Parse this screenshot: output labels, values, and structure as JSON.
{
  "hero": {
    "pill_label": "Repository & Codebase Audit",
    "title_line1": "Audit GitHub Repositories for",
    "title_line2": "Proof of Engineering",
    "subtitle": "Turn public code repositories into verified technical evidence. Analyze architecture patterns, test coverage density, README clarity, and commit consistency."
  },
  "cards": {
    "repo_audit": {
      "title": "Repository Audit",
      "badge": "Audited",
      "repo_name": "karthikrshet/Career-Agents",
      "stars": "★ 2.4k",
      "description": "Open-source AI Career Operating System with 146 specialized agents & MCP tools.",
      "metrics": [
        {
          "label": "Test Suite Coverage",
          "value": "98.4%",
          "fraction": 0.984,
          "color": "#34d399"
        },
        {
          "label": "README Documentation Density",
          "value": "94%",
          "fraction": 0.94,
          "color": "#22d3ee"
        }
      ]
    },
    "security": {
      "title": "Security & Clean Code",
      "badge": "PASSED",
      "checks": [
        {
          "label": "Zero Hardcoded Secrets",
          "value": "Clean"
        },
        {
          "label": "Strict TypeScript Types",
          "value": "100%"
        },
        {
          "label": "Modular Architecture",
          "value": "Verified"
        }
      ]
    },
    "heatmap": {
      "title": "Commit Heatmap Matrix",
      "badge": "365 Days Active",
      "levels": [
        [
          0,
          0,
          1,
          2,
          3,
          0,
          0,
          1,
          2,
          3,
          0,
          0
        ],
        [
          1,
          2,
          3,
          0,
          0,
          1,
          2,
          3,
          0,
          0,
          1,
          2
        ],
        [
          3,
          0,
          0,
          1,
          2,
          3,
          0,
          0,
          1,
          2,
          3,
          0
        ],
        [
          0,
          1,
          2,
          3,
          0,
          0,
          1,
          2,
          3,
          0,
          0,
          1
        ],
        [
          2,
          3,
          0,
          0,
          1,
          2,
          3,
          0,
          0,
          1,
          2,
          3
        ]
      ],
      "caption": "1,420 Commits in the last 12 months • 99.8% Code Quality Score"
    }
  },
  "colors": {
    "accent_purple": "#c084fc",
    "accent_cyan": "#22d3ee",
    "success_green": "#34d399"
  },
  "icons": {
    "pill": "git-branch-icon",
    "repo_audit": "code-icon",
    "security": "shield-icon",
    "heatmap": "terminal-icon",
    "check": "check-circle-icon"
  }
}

--------------------

Write out every line from the entries where "Repository" appears.

> [EXPECTED ANSWER]:
    "pill_label": "Repository & Codebase Audit",
      "title": "Repository Audit",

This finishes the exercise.